» Task material
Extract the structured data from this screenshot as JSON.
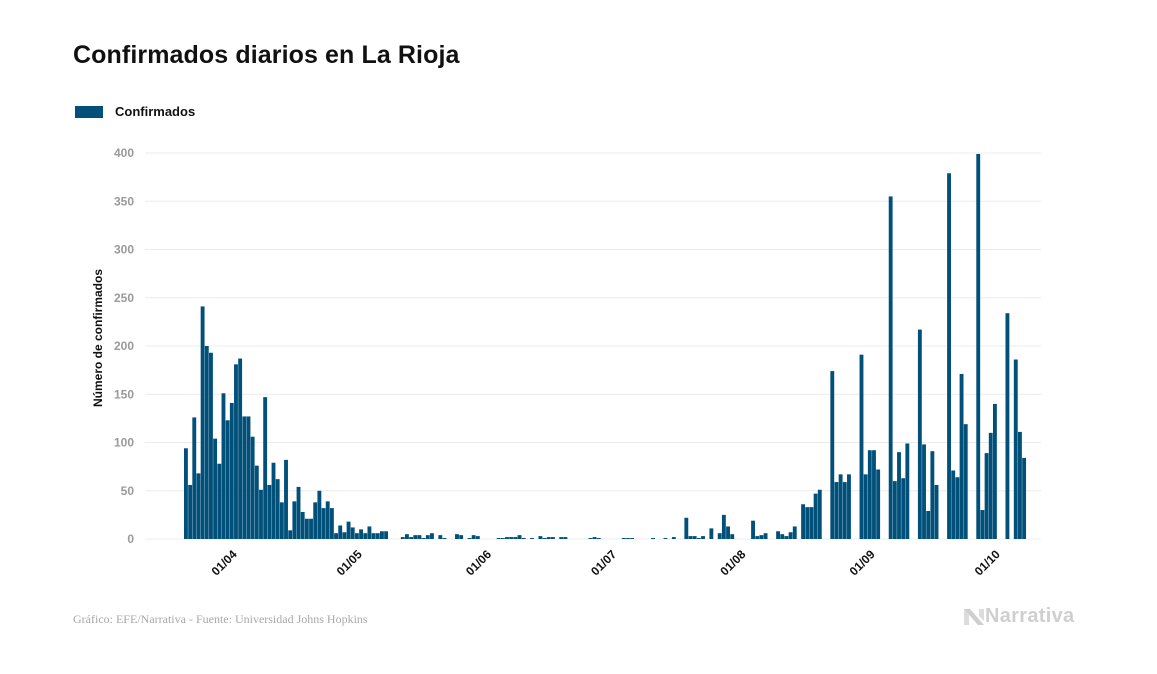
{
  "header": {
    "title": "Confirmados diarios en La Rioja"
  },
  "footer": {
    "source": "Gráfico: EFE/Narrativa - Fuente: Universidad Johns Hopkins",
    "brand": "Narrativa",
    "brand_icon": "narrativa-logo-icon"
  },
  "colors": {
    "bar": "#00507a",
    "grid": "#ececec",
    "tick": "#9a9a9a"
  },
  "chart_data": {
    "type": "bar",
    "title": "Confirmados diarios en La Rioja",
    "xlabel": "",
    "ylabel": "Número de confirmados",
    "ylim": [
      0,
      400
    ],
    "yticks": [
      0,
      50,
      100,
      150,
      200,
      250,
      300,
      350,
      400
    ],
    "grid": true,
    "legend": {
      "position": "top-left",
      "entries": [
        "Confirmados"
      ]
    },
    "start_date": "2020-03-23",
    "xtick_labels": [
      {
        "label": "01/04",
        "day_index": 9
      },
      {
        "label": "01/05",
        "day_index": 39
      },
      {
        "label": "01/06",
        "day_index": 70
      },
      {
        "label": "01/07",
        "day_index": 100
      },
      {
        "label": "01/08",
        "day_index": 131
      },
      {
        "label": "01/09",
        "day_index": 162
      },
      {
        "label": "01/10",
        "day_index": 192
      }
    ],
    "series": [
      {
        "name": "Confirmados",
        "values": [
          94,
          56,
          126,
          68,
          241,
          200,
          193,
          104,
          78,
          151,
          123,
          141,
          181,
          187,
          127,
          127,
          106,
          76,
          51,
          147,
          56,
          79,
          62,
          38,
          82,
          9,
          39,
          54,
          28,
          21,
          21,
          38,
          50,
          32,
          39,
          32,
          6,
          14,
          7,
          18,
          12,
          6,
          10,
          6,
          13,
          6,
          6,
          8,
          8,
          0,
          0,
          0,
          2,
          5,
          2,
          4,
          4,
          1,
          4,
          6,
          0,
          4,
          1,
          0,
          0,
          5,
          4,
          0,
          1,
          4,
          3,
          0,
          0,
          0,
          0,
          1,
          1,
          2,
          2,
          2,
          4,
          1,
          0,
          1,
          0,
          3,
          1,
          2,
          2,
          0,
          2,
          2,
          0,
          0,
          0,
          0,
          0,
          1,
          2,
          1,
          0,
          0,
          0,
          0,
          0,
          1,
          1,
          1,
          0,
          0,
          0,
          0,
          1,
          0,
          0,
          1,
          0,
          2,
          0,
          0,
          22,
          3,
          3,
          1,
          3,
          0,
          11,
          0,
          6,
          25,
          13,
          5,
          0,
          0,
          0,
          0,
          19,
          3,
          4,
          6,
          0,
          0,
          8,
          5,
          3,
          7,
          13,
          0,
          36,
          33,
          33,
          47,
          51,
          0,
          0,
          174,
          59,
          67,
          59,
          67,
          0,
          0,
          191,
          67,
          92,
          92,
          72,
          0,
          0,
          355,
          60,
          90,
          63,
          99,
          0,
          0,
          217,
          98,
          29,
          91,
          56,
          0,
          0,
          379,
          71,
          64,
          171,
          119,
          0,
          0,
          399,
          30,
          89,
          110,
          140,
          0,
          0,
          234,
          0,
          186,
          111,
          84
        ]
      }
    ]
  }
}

» What you will do
Among the lines of the data, identify those with the word "title". Copy each of them.

» Task result
    "title": "Confirmados diarios en La Rioja"
    "title": "Confirmados diarios en La Rioja",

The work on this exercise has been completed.